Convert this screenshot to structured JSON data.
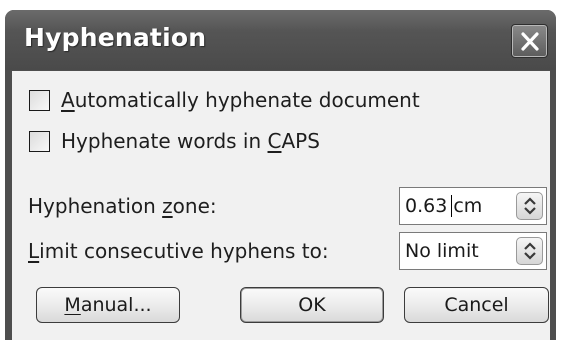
{
  "dialog": {
    "title": "Hyphenation",
    "close_label": "close"
  },
  "options": {
    "auto_hyphenate": {
      "prefix": "",
      "mnemonic": "A",
      "suffix": "utomatically hyphenate document",
      "checked": false
    },
    "hyphenate_caps": {
      "prefix": "Hyphenate words in ",
      "mnemonic": "C",
      "suffix": "APS",
      "checked": false
    }
  },
  "fields": {
    "zone": {
      "prefix": "Hyphenation ",
      "mnemonic": "z",
      "suffix": "one:",
      "value": "0.63 cm"
    },
    "limit": {
      "prefix": "",
      "mnemonic": "L",
      "suffix": "imit consecutive hyphens to:",
      "value": "No limit"
    }
  },
  "buttons": {
    "manual": {
      "prefix": "",
      "mnemonic": "M",
      "suffix": "anual..."
    },
    "ok": "OK",
    "cancel": "Cancel"
  },
  "colors": {
    "title_bar": "#4e4e4e",
    "client_bg": "#f1f1f1",
    "title_text": "#ffffff"
  }
}
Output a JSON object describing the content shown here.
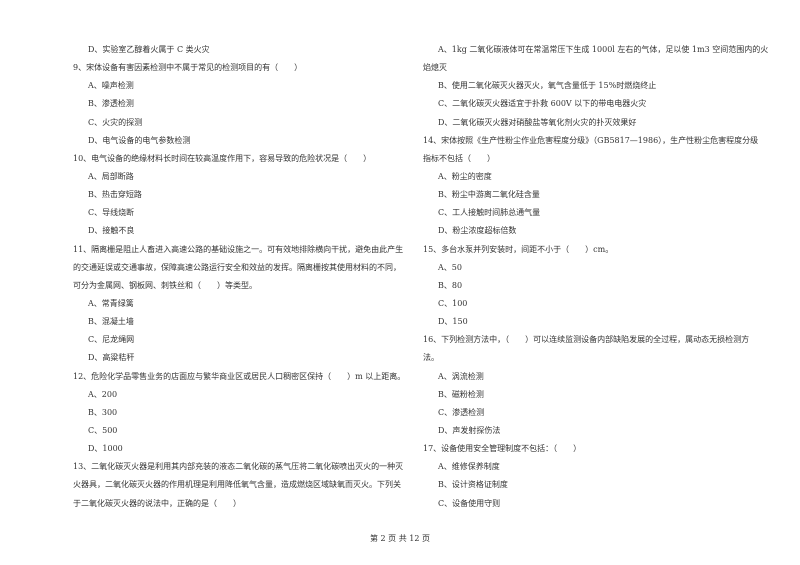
{
  "left": [
    {
      "type": "opt",
      "text": "D、实验室乙醇着火属于 C 类火灾"
    },
    {
      "type": "q",
      "text": "9、宋体设备有害因素检测中不属于常见的检测项目的有（　　）"
    },
    {
      "type": "opt",
      "text": "A、噪声检测"
    },
    {
      "type": "opt",
      "text": "B、渗透检测"
    },
    {
      "type": "opt",
      "text": "C、火灾的探测"
    },
    {
      "type": "opt",
      "text": "D、电气设备的电气参数检测"
    },
    {
      "type": "q",
      "text": "10、电气设备的绝缘材料长时间在较高温度作用下，容易导致的危险状况是（　　）"
    },
    {
      "type": "opt",
      "text": "A、局部断路"
    },
    {
      "type": "opt",
      "text": "B、热击穿短路"
    },
    {
      "type": "opt",
      "text": "C、导线烧断"
    },
    {
      "type": "opt",
      "text": "D、接触不良"
    },
    {
      "type": "q",
      "text": "11、隔离栅是阻止人畜进入高速公路的基础设施之一。可有效地排除横向干扰，避免由此产生"
    },
    {
      "type": "q",
      "text": "的交通延误或交通事故，保障高速公路运行安全和效益的发挥。隔离栅按其使用材料的不同，"
    },
    {
      "type": "q",
      "text": "可分为金属网、钢板网、刺铁丝和（　　）等类型。"
    },
    {
      "type": "opt",
      "text": "A、常青绿篱"
    },
    {
      "type": "opt",
      "text": "B、混凝土墙"
    },
    {
      "type": "opt",
      "text": "C、尼龙绳网"
    },
    {
      "type": "opt",
      "text": "D、高粱秸秆"
    },
    {
      "type": "q",
      "text": "12、危险化学品零售业务的店面应与繁华商业区或居民人口稠密区保持（　　）m 以上距离。"
    },
    {
      "type": "opt",
      "text": "A、200"
    },
    {
      "type": "opt",
      "text": "B、300"
    },
    {
      "type": "opt",
      "text": "C、500"
    },
    {
      "type": "opt",
      "text": "D、1000"
    },
    {
      "type": "q",
      "text": "13、二氧化碳灭火器是利用其内部充装的液态二氧化碳的蒸气压将二氧化碳喷出灭火的一种灭"
    },
    {
      "type": "q",
      "text": "火器具，二氧化碳灭火器的作用机理是利用降低氧气含量，造成燃烧区域缺氧而灭火。下列关"
    },
    {
      "type": "q",
      "text": "于二氧化碳灭火器的说法中，正确的是（　　）"
    }
  ],
  "right": [
    {
      "type": "opt",
      "text": "A、1kg 二氧化碳液体可在常温常压下生成 1000l 左右的气体，足以使 1m3 空间范围内的火"
    },
    {
      "type": "q",
      "text": "焰熄灭"
    },
    {
      "type": "opt",
      "text": "B、使用二氧化碳灭火器灭火，氧气含量低于 15%时燃烧终止"
    },
    {
      "type": "opt",
      "text": "C、二氧化碳灭火器适宜于扑救 600V 以下的带电电器火灾"
    },
    {
      "type": "opt",
      "text": "D、二氧化碳灭火器对硝酸盐等氧化剂火灾的扑灭效果好"
    },
    {
      "type": "q",
      "text": "14、宋体按照《生产性粉尘作业危害程度分级》（GB5817—1986），生产性粉尘危害程度分级"
    },
    {
      "type": "q",
      "text": "指标不包括（　　）"
    },
    {
      "type": "opt",
      "text": "A、粉尘的密度"
    },
    {
      "type": "opt",
      "text": "B、粉尘中游离二氧化硅含量"
    },
    {
      "type": "opt",
      "text": "C、工人接触时间肺总通气量"
    },
    {
      "type": "opt",
      "text": "D、粉尘浓度超标倍数"
    },
    {
      "type": "q",
      "text": "15、多台水泵并列安装时，间距不小于（　　）cm。"
    },
    {
      "type": "opt",
      "text": "A、50"
    },
    {
      "type": "opt",
      "text": "B、80"
    },
    {
      "type": "opt",
      "text": "C、100"
    },
    {
      "type": "opt",
      "text": "D、150"
    },
    {
      "type": "q",
      "text": "16、下列检测方法中，（　　）可以连续监测设备内部缺陷发展的全过程，属动态无损检测方"
    },
    {
      "type": "q",
      "text": "法。"
    },
    {
      "type": "opt",
      "text": "A、涡流检测"
    },
    {
      "type": "opt",
      "text": "B、磁粉检测"
    },
    {
      "type": "opt",
      "text": "C、渗透检测"
    },
    {
      "type": "opt",
      "text": "D、声发射探伤法"
    },
    {
      "type": "q",
      "text": "17、设备使用安全管理制度不包括：（　　）"
    },
    {
      "type": "opt",
      "text": "A、维修保养制度"
    },
    {
      "type": "opt",
      "text": "B、设计资格证制度"
    },
    {
      "type": "opt",
      "text": "C、设备使用守则"
    }
  ],
  "footer": "第 2 页 共 12 页"
}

* * *

Write out the listing above again, exactly, but with no pictures in the copy.

Convert this screenshot to structured JSON data.
{
  "dialog": {
    "title": "Hyphenation",
    "close_label": "close"
  },
  "options": {
    "auto_hyphenate": {
      "prefix": "",
      "mnemonic": "A",
      "suffix": "utomatically hyphenate document",
      "checked": false
    },
    "hyphenate_caps": {
      "prefix": "Hyphenate words in ",
      "mnemonic": "C",
      "suffix": "APS",
      "checked": false
    }
  },
  "fields": {
    "zone": {
      "prefix": "Hyphenation ",
      "mnemonic": "z",
      "suffix": "one:",
      "value": "0.63 cm"
    },
    "limit": {
      "prefix": "",
      "mnemonic": "L",
      "suffix": "imit consecutive hyphens to:",
      "value": "No limit"
    }
  },
  "buttons": {
    "manual": {
      "prefix": "",
      "mnemonic": "M",
      "suffix": "anual..."
    },
    "ok": "OK",
    "cancel": "Cancel"
  },
  "colors": {
    "title_bar": "#4e4e4e",
    "client_bg": "#f1f1f1",
    "title_text": "#ffffff"
  }
}
Output a JSON object describing the content shown here.
{
  "left": [
    {
      "type": "opt",
      "text": "D、实验室乙醇着火属于 C 类火灾"
    },
    {
      "type": "q",
      "text": "9、宋体设备有害因素检测中不属于常见的检测项目的有（　　）"
    },
    {
      "type": "opt",
      "text": "A、噪声检测"
    },
    {
      "type": "opt",
      "text": "B、渗透检测"
    },
    {
      "type": "opt",
      "text": "C、火灾的探测"
    },
    {
      "type": "opt",
      "text": "D、电气设备的电气参数检测"
    },
    {
      "type": "q",
      "text": "10、电气设备的绝缘材料长时间在较高温度作用下，容易导致的危险状况是（　　）"
    },
    {
      "type": "opt",
      "text": "A、局部断路"
    },
    {
      "type": "opt",
      "text": "B、热击穿短路"
    },
    {
      "type": "opt",
      "text": "C、导线烧断"
    },
    {
      "type": "opt",
      "text": "D、接触不良"
    },
    {
      "type": "q",
      "text": "11、隔离栅是阻止人畜进入高速公路的基础设施之一。可有效地排除横向干扰，避免由此产生"
    },
    {
      "type": "q",
      "text": "的交通延误或交通事故，保障高速公路运行安全和效益的发挥。隔离栅按其使用材料的不同，"
    },
    {
      "type": "q",
      "text": "可分为金属网、钢板网、刺铁丝和（　　）等类型。"
    },
    {
      "type": "opt",
      "text": "A、常青绿篱"
    },
    {
      "type": "opt",
      "text": "B、混凝土墙"
    },
    {
      "type": "opt",
      "text": "C、尼龙绳网"
    },
    {
      "type": "opt",
      "text": "D、高粱秸秆"
    },
    {
      "type": "q",
      "text": "12、危险化学品零售业务的店面应与繁华商业区或居民人口稠密区保持（　　）m 以上距离。"
    },
    {
      "type": "opt",
      "text": "A、200"
    },
    {
      "type": "opt",
      "text": "B、300"
    },
    {
      "type": "opt",
      "text": "C、500"
    },
    {
      "type": "opt",
      "text": "D、1000"
    },
    {
      "type": "q",
      "text": "13、二氧化碳灭火器是利用其内部充装的液态二氧化碳的蒸气压将二氧化碳喷出灭火的一种灭"
    },
    {
      "type": "q",
      "text": "火器具，二氧化碳灭火器的作用机理是利用降低氧气含量，造成燃烧区域缺氧而灭火。下列关"
    },
    {
      "type": "q",
      "text": "于二氧化碳灭火器的说法中，正确的是（　　）"
    }
  ],
  "right": [
    {
      "type": "opt",
      "text": "A、1kg 二氧化碳液体可在常温常压下生成 1000l 左右的气体，足以使 1m3 空间范围内的火"
    },
    {
      "type": "q",
      "text": "焰熄灭"
    },
    {
      "type": "opt",
      "text": "B、使用二氧化碳灭火器灭火，氧气含量低于 15%时燃烧终止"
    },
    {
      "type": "opt",
      "text": "C、二氧化碳灭火器适宜于扑救 600V 以下的带电电器火灾"
    },
    {
      "type": "opt",
      "text": "D、二氧化碳灭火器对硝酸盐等氧化剂火灾的扑灭效果好"
    },
    {
      "type": "q",
      "text": "14、宋体按照《生产性粉尘作业危害程度分级》（GB5817—1986），生产性粉尘危害程度分级"
    },
    {
      "type": "q",
      "text": "指标不包括（　　）"
    },
    {
      "type": "opt",
      "text": "A、粉尘的密度"
    },
    {
      "type": "opt",
      "text": "B、粉尘中游离二氧化硅含量"
    },
    {
      "type": "opt",
      "text": "C、工人接触时间肺总通气量"
    },
    {
      "type": "opt",
      "text": "D、粉尘浓度超标倍数"
    },
    {
      "type": "q",
      "text": "15、多台水泵并列安装时，间距不小于（　　）cm。"
    },
    {
      "type": "opt",
      "text": "A、50"
    },
    {
      "type": "opt",
      "text": "B、80"
    },
    {
      "type": "opt",
      "text": "C、100"
    },
    {
      "type": "opt",
      "text": "D、150"
    },
    {
      "type": "q",
      "text": "16、下列检测方法中，（　　）可以连续监测设备内部缺陷发展的全过程，属动态无损检测方"
    },
    {
      "type": "q",
      "text": "法。"
    },
    {
      "type": "opt",
      "text": "A、涡流检测"
    },
    {
      "type": "opt",
      "text": "B、磁粉检测"
    },
    {
      "type": "opt",
      "text": "C、渗透检测"
    },
    {
      "type": "opt",
      "text": "D、声发射探伤法"
    },
    {
      "type": "q",
      "text": "17、设备使用安全管理制度不包括：（　　）"
    },
    {
      "type": "opt",
      "text": "A、维修保养制度"
    },
    {
      "type": "opt",
      "text": "B、设计资格证制度"
    },
    {
      "type": "opt",
      "text": "C、设备使用守则"
    }
  ],
  "footer": "第 2 页 共 12 页"
}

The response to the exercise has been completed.